- Location in the Western Cape
- Location: Matzikama Municipality, Western Cape, South Africa
- Nearest town: Vredendal
- Coordinates: 31°20′S 18°40′E﻿ / ﻿31.333°S 18.667°E
- Area: 855 km^{2} (330 sq mi)
- Established: 9 September 2014
- Governing body: CapeNature
- Owner: WWF South Africa
- Knersvlakte Nature Reserve (South Africa) Knersvlakte Nature Reserve (Western Cape)

= Knersvlakte Nature Reserve =

WWF nature reserve in the Western Cape, South Africa

The Knersvlakte Nature Reserve is a nature reserve in the Knersvlakte region of South Africa's Western Cape province. It covers an area of 855 km2 in the Matzikama Municipality, north of Vredendal and Vanrhynsdorp. The reserve, which was established on 24 September 2014, is owned by the South African branch of the World Wide Fund for Nature and managed by provincial conservation agency CapeNature.

Of the 1 500 plant species in the Knersvlakte, about 190 species are endemic to the region. Around 155 of these are threatened with extinction, as they succumb easily to climatic conditions and changes.

The Knersvlakte is one of the richest and most diverse succulent regions in the world.

■ **WHAT IS NEEDED**
Reproduce the Knersvlakte Nature Reserve text between "- Established: 9" and "Reserve (Western Cape)", inclusive, substituting "World Wide Fund for Nature South Africa" for "WWF South Africa". Rely solely on the Knersvlakte Nature Reserve text.

■ **Document understanding data**
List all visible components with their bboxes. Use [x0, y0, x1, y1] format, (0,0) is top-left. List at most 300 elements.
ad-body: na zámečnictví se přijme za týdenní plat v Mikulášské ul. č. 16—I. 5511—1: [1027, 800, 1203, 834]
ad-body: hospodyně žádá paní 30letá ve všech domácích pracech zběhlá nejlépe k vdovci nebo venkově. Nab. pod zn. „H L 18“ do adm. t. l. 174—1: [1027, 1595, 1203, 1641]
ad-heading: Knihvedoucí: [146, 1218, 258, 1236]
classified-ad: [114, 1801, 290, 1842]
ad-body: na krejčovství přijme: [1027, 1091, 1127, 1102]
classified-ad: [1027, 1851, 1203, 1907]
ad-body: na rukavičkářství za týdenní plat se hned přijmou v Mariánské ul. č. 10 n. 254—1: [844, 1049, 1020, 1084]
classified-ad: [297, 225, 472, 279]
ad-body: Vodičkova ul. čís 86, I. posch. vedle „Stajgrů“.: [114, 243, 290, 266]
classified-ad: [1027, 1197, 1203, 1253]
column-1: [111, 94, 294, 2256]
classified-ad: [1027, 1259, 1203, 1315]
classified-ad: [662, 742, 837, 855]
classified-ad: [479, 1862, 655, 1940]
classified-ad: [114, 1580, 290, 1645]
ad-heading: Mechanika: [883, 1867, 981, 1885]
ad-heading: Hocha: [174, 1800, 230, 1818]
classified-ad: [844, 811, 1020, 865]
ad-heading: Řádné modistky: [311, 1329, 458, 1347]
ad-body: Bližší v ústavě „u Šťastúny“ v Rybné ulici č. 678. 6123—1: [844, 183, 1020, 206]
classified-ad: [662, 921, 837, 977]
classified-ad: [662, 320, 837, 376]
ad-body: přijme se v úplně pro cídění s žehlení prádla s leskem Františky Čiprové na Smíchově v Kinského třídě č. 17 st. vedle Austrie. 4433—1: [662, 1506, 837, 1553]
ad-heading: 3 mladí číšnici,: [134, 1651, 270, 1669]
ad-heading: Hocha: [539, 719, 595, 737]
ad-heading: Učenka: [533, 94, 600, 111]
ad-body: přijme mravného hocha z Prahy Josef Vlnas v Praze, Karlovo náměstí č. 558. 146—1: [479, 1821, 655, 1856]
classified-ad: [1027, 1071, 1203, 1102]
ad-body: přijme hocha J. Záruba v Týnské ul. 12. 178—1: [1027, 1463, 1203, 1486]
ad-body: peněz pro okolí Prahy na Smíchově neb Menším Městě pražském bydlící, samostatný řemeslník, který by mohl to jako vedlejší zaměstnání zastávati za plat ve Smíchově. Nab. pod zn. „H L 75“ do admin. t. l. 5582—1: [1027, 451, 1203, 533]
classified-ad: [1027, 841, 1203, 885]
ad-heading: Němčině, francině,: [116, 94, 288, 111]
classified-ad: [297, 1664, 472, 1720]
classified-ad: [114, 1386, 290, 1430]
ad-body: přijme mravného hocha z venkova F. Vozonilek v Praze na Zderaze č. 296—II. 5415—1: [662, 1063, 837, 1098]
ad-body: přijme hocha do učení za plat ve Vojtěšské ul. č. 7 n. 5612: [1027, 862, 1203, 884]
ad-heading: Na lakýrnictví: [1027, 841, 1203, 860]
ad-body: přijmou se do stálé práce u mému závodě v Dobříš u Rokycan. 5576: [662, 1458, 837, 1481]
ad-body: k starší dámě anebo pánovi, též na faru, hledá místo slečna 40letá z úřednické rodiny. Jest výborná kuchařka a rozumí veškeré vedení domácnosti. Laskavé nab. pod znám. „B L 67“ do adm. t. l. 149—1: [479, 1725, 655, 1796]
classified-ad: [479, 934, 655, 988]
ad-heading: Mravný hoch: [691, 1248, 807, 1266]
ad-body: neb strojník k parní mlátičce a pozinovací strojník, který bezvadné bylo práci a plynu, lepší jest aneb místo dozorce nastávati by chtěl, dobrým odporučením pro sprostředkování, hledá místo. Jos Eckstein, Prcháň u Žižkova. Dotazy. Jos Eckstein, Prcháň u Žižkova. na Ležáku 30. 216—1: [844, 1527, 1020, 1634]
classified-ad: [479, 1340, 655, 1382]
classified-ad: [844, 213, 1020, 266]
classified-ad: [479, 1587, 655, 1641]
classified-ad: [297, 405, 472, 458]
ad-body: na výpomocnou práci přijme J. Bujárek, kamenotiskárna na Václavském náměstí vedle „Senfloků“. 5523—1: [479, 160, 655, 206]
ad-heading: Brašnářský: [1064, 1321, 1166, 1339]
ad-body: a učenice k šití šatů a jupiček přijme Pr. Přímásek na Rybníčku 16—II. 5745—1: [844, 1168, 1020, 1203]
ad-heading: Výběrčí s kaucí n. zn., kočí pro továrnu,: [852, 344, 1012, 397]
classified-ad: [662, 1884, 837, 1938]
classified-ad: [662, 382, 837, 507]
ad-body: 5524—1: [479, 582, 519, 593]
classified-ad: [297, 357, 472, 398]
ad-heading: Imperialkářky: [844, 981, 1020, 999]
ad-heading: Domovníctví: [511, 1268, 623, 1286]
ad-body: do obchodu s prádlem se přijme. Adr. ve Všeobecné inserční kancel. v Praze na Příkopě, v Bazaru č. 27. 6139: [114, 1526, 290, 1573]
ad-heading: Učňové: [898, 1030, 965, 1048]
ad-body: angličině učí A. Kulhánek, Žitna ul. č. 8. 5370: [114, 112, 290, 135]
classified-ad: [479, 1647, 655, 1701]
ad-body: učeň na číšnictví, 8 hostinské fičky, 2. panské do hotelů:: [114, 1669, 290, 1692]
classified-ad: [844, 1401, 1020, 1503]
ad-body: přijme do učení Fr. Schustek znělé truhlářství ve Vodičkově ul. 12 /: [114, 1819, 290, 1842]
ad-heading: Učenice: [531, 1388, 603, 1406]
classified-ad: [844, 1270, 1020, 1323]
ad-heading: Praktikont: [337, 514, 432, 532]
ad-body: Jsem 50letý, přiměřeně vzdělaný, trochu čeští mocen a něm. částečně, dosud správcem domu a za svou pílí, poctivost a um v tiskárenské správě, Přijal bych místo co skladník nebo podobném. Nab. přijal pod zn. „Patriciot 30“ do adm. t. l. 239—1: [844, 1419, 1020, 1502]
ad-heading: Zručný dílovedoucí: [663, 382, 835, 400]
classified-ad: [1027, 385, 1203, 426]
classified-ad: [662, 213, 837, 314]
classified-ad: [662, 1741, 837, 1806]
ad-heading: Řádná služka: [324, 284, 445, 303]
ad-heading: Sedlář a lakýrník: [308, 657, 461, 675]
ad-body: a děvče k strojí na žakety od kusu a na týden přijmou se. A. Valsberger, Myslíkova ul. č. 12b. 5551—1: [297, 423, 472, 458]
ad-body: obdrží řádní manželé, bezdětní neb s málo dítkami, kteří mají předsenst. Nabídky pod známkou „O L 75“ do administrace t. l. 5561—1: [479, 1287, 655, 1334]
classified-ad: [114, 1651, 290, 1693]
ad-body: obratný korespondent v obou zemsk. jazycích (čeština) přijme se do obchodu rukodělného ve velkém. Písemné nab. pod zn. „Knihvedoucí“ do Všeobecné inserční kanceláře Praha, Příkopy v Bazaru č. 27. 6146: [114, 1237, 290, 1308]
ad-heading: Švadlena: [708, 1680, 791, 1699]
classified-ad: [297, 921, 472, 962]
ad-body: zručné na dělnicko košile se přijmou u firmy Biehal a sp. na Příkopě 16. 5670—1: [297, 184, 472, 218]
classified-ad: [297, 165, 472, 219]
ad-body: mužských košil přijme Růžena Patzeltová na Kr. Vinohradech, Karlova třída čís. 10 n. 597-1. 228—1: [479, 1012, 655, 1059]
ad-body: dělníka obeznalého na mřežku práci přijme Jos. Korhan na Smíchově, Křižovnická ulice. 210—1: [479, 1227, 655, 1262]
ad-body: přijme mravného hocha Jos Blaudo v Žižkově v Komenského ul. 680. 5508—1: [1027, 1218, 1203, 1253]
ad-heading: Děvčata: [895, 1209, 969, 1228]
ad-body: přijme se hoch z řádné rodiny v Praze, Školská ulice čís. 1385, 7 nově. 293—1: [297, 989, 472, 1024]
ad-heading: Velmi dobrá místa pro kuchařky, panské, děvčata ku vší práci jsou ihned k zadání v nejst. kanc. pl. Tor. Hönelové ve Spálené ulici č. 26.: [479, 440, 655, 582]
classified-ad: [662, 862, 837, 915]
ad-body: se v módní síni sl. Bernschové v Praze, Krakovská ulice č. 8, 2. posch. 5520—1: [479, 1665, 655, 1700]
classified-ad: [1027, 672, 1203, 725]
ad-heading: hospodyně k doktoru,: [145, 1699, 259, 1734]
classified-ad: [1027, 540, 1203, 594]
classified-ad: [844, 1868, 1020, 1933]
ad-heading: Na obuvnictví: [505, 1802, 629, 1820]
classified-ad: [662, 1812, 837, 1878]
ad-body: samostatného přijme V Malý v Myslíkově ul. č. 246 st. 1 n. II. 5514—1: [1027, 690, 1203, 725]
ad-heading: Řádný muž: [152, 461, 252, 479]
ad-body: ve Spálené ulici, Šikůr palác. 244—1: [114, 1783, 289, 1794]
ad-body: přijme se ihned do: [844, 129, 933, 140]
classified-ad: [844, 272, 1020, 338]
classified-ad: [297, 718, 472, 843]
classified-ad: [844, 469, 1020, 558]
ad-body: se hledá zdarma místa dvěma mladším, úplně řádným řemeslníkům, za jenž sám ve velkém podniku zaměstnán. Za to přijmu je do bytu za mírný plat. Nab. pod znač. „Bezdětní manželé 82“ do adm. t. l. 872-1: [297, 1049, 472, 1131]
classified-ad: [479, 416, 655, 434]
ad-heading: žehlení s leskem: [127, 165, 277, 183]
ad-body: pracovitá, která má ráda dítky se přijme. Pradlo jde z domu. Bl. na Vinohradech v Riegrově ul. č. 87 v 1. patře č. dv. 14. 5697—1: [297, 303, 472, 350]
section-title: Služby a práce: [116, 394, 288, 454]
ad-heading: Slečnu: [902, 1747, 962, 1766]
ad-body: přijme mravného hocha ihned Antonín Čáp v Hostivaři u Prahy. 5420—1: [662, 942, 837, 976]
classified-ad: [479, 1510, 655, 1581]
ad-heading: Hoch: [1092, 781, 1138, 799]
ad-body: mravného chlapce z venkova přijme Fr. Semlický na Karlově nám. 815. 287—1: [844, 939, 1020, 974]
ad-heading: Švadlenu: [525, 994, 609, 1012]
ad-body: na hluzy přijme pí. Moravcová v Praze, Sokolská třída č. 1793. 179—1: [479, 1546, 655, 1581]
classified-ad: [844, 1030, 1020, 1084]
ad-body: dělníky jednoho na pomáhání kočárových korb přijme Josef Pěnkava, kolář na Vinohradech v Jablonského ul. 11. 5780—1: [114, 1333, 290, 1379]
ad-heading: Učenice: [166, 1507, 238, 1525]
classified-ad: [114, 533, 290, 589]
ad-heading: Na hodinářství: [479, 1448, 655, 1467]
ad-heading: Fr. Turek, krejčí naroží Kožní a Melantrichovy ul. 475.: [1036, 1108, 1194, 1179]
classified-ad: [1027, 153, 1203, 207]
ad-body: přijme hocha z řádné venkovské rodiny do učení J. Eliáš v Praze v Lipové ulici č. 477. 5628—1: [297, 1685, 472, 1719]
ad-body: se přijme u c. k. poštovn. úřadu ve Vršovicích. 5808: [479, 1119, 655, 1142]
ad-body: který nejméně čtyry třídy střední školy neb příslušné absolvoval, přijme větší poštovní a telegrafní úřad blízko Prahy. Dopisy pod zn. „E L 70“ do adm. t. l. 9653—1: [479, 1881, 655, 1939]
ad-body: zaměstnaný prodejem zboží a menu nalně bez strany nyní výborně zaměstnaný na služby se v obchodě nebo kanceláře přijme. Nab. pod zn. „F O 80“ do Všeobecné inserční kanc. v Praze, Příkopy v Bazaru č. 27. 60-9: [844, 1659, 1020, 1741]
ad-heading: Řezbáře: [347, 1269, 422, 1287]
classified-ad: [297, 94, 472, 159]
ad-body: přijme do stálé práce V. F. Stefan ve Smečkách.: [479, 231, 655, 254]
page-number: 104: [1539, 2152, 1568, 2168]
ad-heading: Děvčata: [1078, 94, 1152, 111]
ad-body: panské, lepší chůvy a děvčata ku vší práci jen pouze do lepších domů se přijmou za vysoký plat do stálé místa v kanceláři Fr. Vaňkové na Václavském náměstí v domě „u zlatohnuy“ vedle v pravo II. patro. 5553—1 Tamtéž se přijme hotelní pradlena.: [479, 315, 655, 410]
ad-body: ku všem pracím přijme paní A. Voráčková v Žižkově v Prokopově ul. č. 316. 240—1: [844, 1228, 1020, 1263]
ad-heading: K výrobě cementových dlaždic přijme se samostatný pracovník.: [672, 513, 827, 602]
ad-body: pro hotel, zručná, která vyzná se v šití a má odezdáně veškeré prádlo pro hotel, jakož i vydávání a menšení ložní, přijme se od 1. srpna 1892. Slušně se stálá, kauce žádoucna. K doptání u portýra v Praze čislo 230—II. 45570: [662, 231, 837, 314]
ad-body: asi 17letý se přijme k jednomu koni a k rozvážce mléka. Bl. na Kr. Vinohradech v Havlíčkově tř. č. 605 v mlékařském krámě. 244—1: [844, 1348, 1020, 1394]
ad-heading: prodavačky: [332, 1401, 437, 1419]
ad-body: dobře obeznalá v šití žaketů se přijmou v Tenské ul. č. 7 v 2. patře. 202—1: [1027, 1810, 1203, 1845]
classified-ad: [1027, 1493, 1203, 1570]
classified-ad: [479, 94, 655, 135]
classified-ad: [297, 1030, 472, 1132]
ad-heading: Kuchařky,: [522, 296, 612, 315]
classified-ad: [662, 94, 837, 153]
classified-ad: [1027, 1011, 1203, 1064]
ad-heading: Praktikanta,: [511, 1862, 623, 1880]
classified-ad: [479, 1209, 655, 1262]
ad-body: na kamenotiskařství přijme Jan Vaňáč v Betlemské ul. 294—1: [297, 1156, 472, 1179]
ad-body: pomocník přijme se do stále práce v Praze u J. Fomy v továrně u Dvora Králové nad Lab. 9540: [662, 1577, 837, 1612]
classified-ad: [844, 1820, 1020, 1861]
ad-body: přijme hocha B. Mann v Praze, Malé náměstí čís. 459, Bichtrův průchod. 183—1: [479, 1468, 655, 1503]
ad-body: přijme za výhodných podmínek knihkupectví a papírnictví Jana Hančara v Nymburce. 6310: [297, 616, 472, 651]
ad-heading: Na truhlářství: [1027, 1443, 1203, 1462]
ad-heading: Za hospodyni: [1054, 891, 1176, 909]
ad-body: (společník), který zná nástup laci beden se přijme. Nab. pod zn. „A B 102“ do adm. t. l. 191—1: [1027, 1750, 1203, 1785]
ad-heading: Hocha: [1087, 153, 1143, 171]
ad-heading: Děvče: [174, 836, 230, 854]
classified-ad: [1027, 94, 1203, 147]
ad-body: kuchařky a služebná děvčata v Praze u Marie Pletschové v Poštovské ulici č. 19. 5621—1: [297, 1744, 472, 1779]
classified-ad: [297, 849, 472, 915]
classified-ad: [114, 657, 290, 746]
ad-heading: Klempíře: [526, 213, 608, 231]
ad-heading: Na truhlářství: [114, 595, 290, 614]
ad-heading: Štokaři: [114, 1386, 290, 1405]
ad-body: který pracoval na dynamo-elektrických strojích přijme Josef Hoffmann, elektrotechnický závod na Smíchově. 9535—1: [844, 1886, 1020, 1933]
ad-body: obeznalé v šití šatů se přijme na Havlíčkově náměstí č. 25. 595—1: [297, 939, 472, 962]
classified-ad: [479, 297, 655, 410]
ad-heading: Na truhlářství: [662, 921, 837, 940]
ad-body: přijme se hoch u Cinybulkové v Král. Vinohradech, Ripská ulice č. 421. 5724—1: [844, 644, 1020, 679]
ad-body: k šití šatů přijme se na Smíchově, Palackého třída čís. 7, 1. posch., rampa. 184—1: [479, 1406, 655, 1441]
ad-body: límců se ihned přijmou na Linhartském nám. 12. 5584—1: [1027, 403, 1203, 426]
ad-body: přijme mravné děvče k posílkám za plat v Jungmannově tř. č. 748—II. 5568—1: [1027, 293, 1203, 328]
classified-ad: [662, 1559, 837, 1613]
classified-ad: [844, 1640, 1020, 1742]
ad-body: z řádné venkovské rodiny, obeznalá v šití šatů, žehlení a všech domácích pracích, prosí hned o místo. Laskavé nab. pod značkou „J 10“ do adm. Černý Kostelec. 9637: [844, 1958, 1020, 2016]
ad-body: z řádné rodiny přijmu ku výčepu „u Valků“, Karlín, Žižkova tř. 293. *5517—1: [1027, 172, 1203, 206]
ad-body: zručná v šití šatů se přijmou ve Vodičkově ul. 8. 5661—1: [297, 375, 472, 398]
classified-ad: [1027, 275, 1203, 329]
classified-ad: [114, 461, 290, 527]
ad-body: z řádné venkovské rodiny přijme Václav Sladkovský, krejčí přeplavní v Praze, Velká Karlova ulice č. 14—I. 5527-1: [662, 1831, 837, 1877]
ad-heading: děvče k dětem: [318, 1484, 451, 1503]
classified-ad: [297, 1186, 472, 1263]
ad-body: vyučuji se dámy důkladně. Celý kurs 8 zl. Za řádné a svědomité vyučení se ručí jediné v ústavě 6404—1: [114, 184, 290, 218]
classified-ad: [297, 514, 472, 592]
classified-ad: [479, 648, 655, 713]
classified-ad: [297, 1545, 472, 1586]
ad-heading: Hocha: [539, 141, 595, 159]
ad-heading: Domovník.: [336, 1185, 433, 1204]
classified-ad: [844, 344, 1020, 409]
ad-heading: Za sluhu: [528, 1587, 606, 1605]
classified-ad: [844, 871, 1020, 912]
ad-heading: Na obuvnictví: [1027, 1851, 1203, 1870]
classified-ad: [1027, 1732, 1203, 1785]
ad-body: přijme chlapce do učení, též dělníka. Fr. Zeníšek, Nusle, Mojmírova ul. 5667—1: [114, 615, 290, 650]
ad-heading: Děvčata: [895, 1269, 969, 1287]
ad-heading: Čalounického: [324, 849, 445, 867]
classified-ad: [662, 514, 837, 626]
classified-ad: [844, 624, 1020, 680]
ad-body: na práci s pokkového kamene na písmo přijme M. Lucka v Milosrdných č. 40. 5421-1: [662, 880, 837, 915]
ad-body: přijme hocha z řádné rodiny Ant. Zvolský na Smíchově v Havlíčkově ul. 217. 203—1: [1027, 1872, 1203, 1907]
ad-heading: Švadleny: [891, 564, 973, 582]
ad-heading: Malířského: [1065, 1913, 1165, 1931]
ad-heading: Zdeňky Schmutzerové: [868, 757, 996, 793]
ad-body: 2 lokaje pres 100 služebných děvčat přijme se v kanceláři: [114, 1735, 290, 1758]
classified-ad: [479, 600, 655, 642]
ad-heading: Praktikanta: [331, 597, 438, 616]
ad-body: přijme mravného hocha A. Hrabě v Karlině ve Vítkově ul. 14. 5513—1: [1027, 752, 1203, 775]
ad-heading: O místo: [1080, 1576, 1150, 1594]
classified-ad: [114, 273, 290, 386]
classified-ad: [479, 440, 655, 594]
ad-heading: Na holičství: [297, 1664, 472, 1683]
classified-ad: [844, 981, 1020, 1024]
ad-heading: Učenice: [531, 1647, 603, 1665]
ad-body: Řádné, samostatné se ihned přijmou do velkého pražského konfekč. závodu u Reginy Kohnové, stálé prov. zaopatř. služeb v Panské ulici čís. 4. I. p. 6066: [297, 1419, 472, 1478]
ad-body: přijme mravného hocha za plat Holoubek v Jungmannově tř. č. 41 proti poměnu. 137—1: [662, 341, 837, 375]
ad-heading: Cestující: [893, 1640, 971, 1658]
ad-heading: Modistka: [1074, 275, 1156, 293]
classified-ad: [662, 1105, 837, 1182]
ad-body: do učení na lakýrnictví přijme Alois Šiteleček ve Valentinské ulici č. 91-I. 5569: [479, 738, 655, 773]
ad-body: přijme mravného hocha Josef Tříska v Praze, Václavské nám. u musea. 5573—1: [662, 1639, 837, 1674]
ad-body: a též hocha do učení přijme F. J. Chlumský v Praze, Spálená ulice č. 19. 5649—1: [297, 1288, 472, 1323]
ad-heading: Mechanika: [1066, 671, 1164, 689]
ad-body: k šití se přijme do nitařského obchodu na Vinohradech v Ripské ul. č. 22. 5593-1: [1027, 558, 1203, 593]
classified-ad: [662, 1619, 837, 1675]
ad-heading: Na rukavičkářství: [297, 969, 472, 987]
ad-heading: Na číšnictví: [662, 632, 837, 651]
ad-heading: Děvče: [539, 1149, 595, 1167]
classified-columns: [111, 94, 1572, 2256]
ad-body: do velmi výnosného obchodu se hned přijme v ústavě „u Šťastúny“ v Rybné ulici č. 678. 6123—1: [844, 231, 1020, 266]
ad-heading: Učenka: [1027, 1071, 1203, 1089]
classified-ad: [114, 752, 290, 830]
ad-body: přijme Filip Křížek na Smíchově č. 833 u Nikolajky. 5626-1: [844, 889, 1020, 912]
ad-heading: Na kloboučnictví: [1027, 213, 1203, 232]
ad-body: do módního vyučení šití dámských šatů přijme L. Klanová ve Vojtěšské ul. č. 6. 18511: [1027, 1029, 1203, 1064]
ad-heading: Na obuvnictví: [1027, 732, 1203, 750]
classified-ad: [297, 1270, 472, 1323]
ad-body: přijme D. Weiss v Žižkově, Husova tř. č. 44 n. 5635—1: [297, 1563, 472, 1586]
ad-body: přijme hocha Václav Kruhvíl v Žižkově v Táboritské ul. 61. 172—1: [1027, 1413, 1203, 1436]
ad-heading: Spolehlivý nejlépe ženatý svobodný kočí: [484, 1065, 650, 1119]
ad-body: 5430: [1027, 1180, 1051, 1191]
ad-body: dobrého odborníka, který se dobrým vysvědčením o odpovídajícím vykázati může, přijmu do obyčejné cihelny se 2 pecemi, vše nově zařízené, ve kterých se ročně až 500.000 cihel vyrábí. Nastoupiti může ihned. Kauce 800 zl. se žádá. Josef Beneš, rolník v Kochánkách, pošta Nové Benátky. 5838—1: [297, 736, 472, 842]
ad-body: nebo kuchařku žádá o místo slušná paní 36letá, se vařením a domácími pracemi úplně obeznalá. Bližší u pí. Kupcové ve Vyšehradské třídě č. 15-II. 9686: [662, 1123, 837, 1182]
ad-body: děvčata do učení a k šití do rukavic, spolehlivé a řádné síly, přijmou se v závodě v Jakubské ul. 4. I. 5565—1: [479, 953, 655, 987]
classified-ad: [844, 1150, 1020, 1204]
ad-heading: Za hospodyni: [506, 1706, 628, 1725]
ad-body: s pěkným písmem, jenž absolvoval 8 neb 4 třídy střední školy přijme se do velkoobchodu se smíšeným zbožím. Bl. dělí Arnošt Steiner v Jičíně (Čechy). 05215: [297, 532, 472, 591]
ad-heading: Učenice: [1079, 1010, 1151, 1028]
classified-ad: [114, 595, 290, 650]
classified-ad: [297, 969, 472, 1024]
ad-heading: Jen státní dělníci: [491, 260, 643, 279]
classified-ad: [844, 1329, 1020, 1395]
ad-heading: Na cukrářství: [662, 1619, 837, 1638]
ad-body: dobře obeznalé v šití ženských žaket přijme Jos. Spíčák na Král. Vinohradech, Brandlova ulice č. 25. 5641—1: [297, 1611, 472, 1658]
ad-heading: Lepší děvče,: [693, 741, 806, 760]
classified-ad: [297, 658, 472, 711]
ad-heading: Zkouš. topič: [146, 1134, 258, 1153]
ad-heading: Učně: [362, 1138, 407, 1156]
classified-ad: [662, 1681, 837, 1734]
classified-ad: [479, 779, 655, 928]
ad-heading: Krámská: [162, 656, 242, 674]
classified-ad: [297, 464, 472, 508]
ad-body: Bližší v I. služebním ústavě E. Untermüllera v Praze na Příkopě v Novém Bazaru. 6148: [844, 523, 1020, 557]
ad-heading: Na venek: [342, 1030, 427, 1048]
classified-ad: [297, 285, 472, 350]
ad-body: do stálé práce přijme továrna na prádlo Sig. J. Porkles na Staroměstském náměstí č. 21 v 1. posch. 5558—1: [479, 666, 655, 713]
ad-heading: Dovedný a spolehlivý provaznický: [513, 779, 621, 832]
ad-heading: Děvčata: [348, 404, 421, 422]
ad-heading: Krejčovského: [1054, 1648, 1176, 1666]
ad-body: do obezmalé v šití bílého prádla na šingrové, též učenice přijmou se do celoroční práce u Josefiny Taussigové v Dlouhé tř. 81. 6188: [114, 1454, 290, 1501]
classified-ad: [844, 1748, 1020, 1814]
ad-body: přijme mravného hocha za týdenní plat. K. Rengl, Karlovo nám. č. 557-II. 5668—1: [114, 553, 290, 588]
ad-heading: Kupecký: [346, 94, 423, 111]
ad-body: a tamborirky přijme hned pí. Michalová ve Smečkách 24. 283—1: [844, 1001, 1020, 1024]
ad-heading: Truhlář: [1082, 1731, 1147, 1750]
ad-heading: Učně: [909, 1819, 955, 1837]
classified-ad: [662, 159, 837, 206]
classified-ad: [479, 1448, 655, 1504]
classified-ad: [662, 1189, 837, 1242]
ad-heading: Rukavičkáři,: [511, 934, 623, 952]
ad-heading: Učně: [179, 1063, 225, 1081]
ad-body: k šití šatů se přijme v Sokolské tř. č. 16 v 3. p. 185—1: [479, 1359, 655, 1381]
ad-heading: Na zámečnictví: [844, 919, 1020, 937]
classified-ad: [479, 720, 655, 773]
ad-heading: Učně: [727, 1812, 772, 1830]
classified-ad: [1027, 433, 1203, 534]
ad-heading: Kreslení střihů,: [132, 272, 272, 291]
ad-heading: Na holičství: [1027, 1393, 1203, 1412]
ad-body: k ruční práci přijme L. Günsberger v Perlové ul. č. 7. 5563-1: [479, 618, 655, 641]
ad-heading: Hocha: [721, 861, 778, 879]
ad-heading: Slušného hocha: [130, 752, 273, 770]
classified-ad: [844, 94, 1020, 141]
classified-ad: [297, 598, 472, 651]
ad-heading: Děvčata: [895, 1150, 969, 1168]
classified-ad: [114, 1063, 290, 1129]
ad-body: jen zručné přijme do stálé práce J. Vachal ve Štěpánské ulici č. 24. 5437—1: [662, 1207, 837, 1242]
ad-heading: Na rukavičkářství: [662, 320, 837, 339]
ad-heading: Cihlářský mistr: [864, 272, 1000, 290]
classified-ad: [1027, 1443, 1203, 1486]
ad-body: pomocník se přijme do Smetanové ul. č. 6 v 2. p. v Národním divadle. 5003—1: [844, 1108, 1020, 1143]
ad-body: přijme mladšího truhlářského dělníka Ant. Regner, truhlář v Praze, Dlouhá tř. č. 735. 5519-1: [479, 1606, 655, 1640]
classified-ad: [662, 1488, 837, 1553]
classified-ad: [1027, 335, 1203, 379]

■ **TASK OUTPUT**
- Established: 9 September 2014
- Governing body: CapeNature
- Owner: World Wide Fund for Nature South Africa
- Knersvlakte Nature Reserve (South Africa) Knersvlakte Nature Reserve (Western Cape)